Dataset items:
"""

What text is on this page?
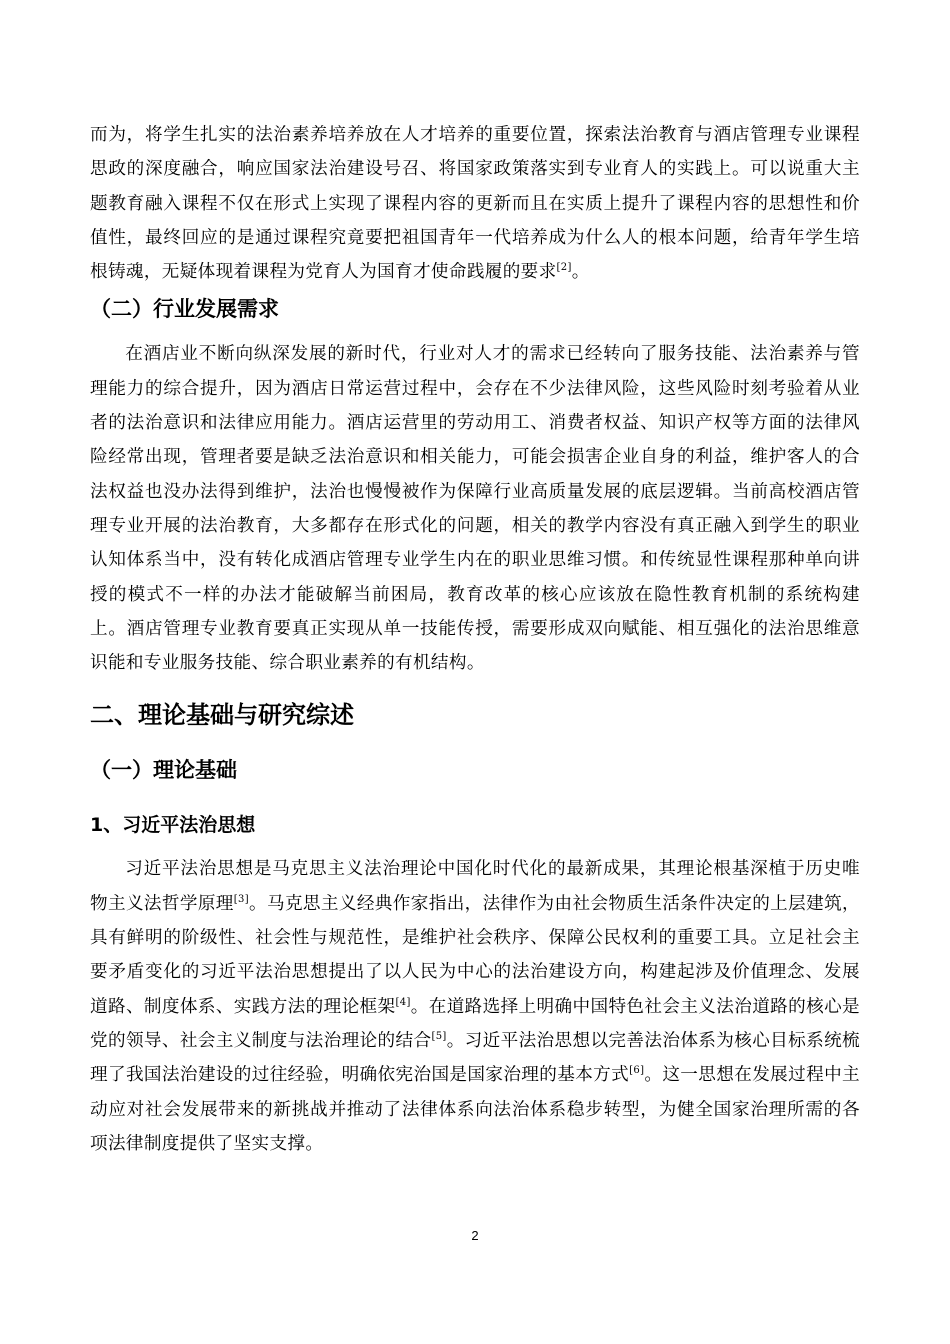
而为，将学生扎实的法治素养培养放在人才培养的重要位置，探索法治教育与酒店管理专业课程思政的深度融合，响应国家法治建设号召、将国家政策落实到专业育人的实践上。可以说重大主题教育融入课程不仅在形式上实现了课程内容的更新而且在实质上提升了课程内容的思想性和价值性，最终回应的是通过课程究竟要把祖国青年一代培养成为什么人的根本问题，给青年学生培根铸魂，无疑体现着课程为党育人为国育才使命践履的要求[2]。

（二）行业发展需求

在酒店业不断向纵深发展的新时代，行业对人才的需求已经转向了服务技能、法治素养与管理能力的综合提升，因为酒店日常运营过程中，会存在不少法律风险，这些风险时刻考验着从业者的法治意识和法律应用能力。酒店运营里的劳动用工、消费者权益、知识产权等方面的法律风险经常出现，管理者要是缺乏法治意识和相关能力，可能会损害企业自身的利益，维护客人的合法权益也没办法得到维护，法治也慢慢被作为保障行业高质量发展的底层逻辑。当前高校酒店管理专业开展的法治教育，大多都存在形式化的问题，相关的教学内容没有真正融入到学生的职业认知体系当中，没有转化成酒店管理专业学生内在的职业思维习惯。和传统显性课程那种单向讲授的模式不一样的办法才能破解当前困局，教育改革的核心应该放在隐性教育机制的系统构建上。酒店管理专业教育要真正实现从单一技能传授，需要形成双向赋能、相互强化的法治思维意识能和专业服务技能、综合职业素养的有机结构。

二、理论基础与研究综述
（一）理论基础
1、习近平法治思想

习近平法治思想是马克思主义法治理论中国化时代化的最新成果，其理论根基深植于历史唯物主义法哲学原理[3]。马克思主义经典作家指出，法律作为由社会物质生活条件决定的上层建筑，具有鲜明的阶级性、社会性与规范性，是维护社会秩序、保障公民权利的重要工具。立足社会主要矛盾变化的习近平法治思想提出了以人民为中心的法治建设方向，构建起涉及价值理念、发展道路、制度体系、实践方法的理论框架[4]。在道路选择上明确中国特色社会主义法治道路的核心是党的领导、社会主义制度与法治理论的结合[5]。习近平法治思想以完善法治体系为核心目标系统梳理了我国法治建设的过往经验，明确依宪治国是国家治理的基本方式[6]。这一思想在发展过程中主动应对社会发展带来的新挑战并推动了法律体系向法治体系稳步转型，为健全国家治理所需的各项法律制度提供了坚实支撑。

2
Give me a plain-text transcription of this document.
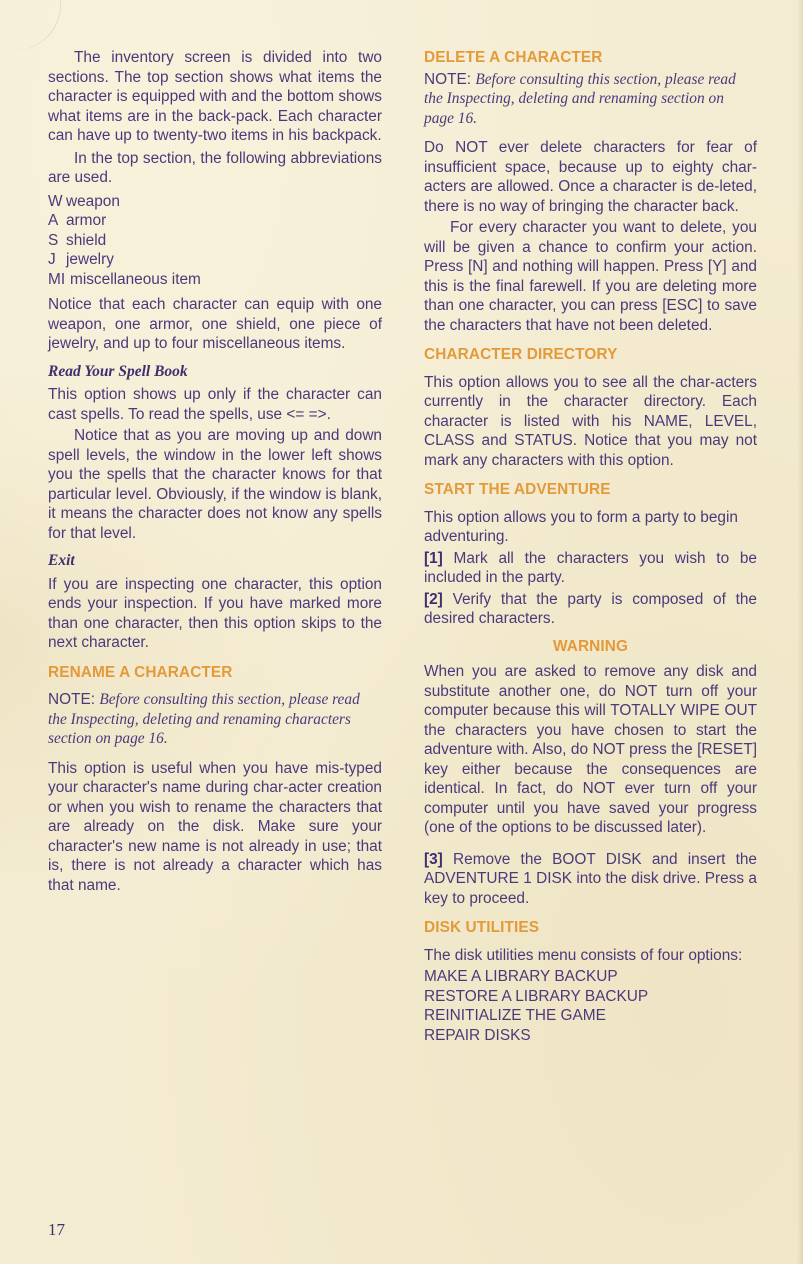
The inventory screen is divided into two sections. The top section shows what items the character is equipped with and the bottom shows what items are in the back-pack. Each character can have up to twenty-two items in his backpack.

In the top section, the following abbreviations are used.

W weapon
A armor
S shield
J jewelry
MI miscellaneous item

Notice that each character can equip with one weapon, one armor, one shield, one piece of jewelry, and up to four miscellaneous items.

Read Your Spell Book

This option shows up only if the character can cast spells. To read the spells, use <= =>.

Notice that as you are moving up and down spell levels, the window in the lower left shows you the spells that the character knows for that particular level. Obviously, if the window is blank, it means the character does not know any spells for that level.

Exit

If you are inspecting one character, this option ends your inspection. If you have marked more than one character, then this option skips to the next character.

RENAME A CHARACTER

NOTE: Before consulting this section, please read the Inspecting, deleting and renaming characters section on page 16.

This option is useful when you have mis-typed your character's name during char-acter creation or when you wish to rename the characters that are already on the disk. Make sure your character's new name is not already in use; that is, there is not already a character which has that name.

DELETE A CHARACTER

NOTE: Before consulting this section, please read the Inspecting, deleting and renaming section on page 16.

Do NOT ever delete characters for fear of insufficient space, because up to eighty char-acters are allowed. Once a character is de-leted, there is no way of bringing the character back.

For every character you want to delete, you will be given a chance to confirm your action. Press [N] and nothing will happen. Press [Y] and this is the final farewell. If you are deleting more than one character, you can press [ESC] to save the characters that have not been deleted.

CHARACTER DIRECTORY

This option allows you to see all the char-acters currently in the character directory. Each character is listed with his NAME, LEVEL, CLASS and STATUS. Notice that you may not mark any characters with this option.

START THE ADVENTURE

This option allows you to form a party to begin adventuring.

[1] Mark all the characters you wish to be included in the party.

[2] Verify that the party is composed of the desired characters.

WARNING

When you are asked to remove any disk and substitute another one, do NOT turn off your computer because this will TOTALLY WIPE OUT the characters you have chosen to start the adventure with. Also, do NOT press the [RESET] key either because the consequences are identical. In fact, do NOT ever turn off your computer until you have saved your progress (one of the options to be discussed later).

[3] Remove the BOOT DISK and insert the ADVENTURE 1 DISK into the disk drive. Press a key to proceed.

DISK UTILITIES

The disk utilities menu consists of four options:

MAKE A LIBRARY BACKUP
RESTORE A LIBRARY BACKUP
REINITIALIZE THE GAME
REPAIR DISKS
17
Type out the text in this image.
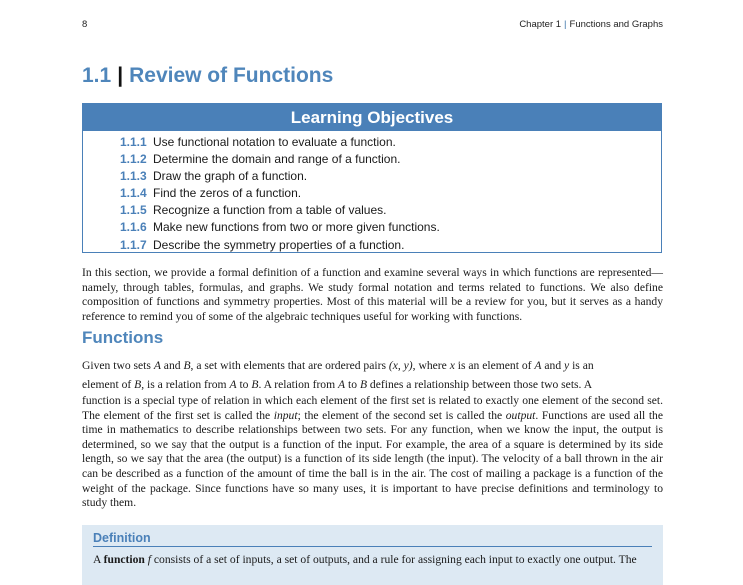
8	Chapter 1 | Functions and Graphs
1.1 | Review of Functions
Learning Objectives
1.1.1 Use functional notation to evaluate a function.
1.1.2 Determine the domain and range of a function.
1.1.3 Draw the graph of a function.
1.1.4 Find the zeros of a function.
1.1.5 Recognize a function from a table of values.
1.1.6 Make new functions from two or more given functions.
1.1.7 Describe the symmetry properties of a function.

In this section, we provide a formal definition of a function and examine several ways in which functions are represented—namely, through tables, formulas, and graphs. We study formal notation and terms related to functions. We also define composition of functions and symmetry properties. Most of this material will be a review for you, but it serves as a handy reference to remind you of some of the algebraic techniques useful for working with functions.

Functions
Given two sets A and B, a set with elements that are ordered pairs (x, y), where x is an element of A and y is an
element of B, is a relation from A to B. A relation from A to B defines a relationship between those two sets. A
function is a special type of relation in which each element of the first set is related to exactly one element of the second set. The element of the first set is called the input; the element of the second set is called the output. Functions are used all the time in mathematics to describe relationships between two sets. For any function, when we know the input, the output is determined, so we say that the output is a function of the input. For example, the area of a square is determined by its side length, so we say that the area (the output) is a function of its side length (the input). The velocity of a ball thrown in the air can be described as a function of the amount of time the ball is in the air. The cost of mailing a package is a function of the weight of the package. Since functions have so many uses, it is important to have precise definitions and terminology to study them.
Definition
A function f consists of a set of inputs, a set of outputs, and a rule for assigning each input to exactly one output. The
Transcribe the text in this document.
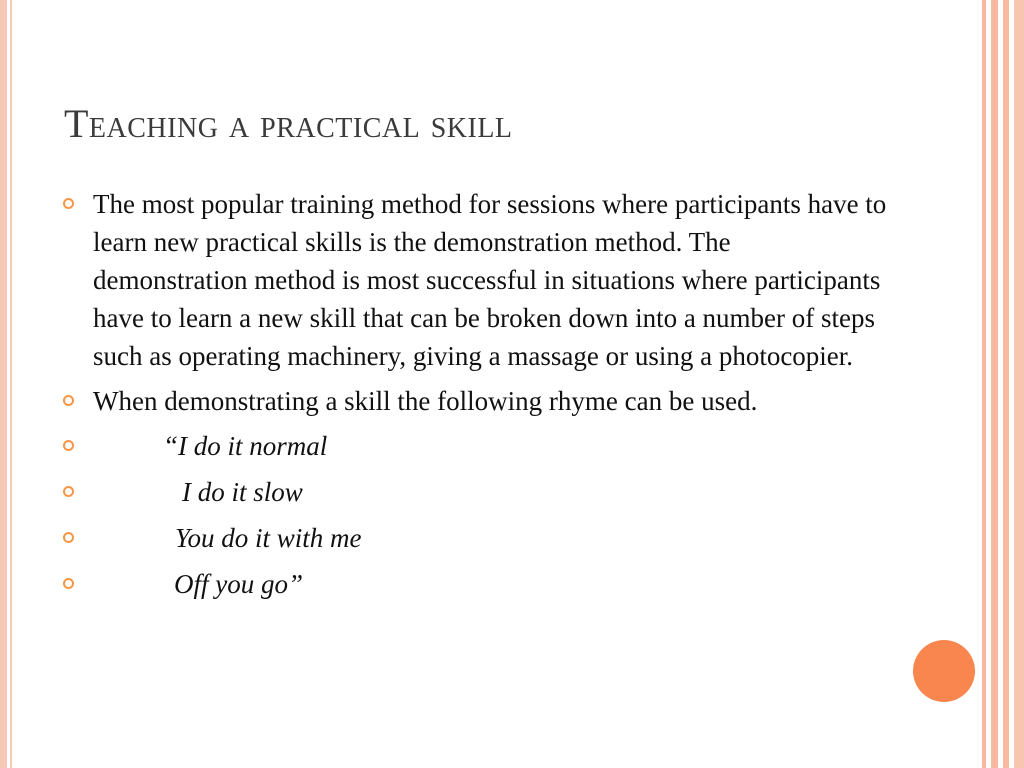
Teaching a practical skill
The most popular training method for sessions where participants have to learn new practical skills is the demonstration method. The demonstration method is most successful in situations where participants have to learn a new skill that can be broken down into a number of steps such as operating machinery, giving a massage or using a photocopier.
When demonstrating a skill the following rhyme can be used.
“I do it normal
I do it slow
You do it with me
Off you go”
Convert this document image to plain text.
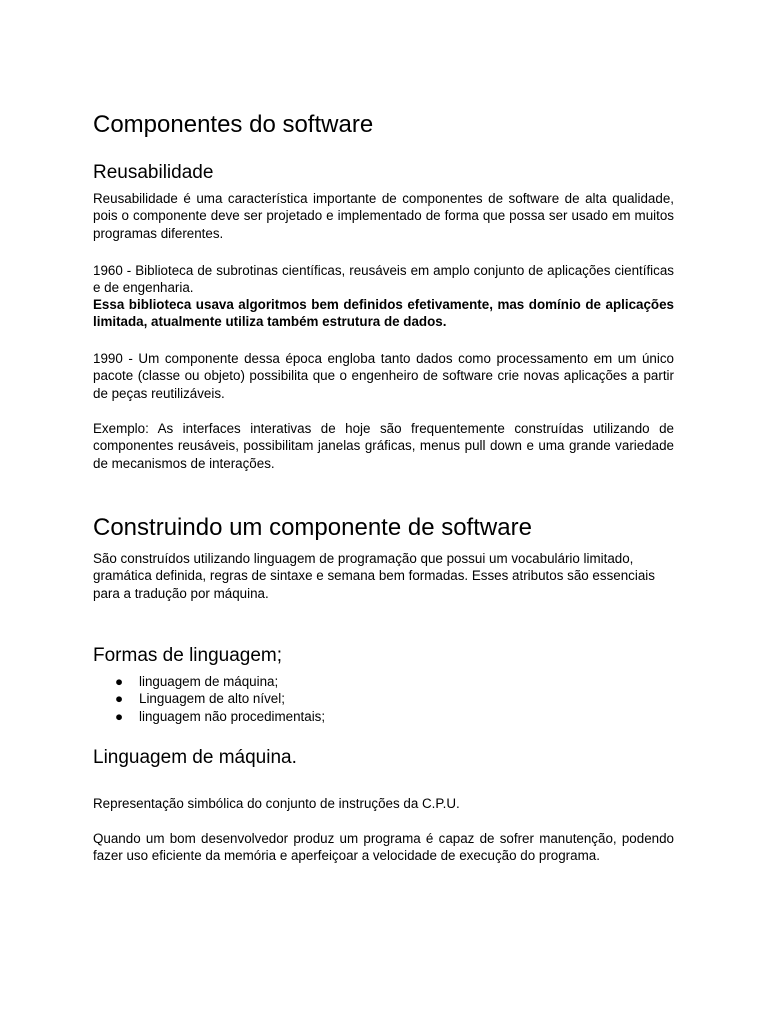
Componentes do software
Reusabilidade

Reusabilidade é uma característica importante de componentes de software de alta qualidade, pois o componente deve ser projetado e implementado de forma que possa ser usado em muitos programas diferentes.

1960 - Biblioteca de subrotinas científicas, reusáveis em amplo conjunto de aplicações científicas e de engenharia.

Essa biblioteca usava algoritmos bem definidos efetivamente, mas domínio de aplicações limitada, atualmente utiliza também estrutura de dados.

1990 - Um componente dessa época engloba tanto dados como processamento em um único pacote (classe ou objeto) possibilita que o engenheiro de software crie novas aplicações a partir de peças reutilizáveis.

Exemplo: As interfaces interativas de hoje são frequentemente construídas utilizando de componentes reusáveis, possibilitam janelas gráficas, menus pull down e uma grande variedade de mecanismos de interações.

Construindo um componente de software

São construídos utilizando linguagem de programação que possui um vocabulário limitado, gramática definida, regras de sintaxe e semana bem formadas. Esses atributos são essenciais para a tradução por máquina.

Formas de linguagem;
● linguagem de máquina;
● Linguagem de alto nível;
● linguagem não procedimentais;
Linguagem de máquina.

Representação simbólica do conjunto de instruções da C.P.U.

Quando um bom desenvolvedor produz um programa é capaz de sofrer manutenção, podendo fazer uso eficiente da memória e aperfeiçoar a velocidade de execução do programa.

"""

### Problem description
Report only the number of lines in the records that include the word "sets".

### Full solution
3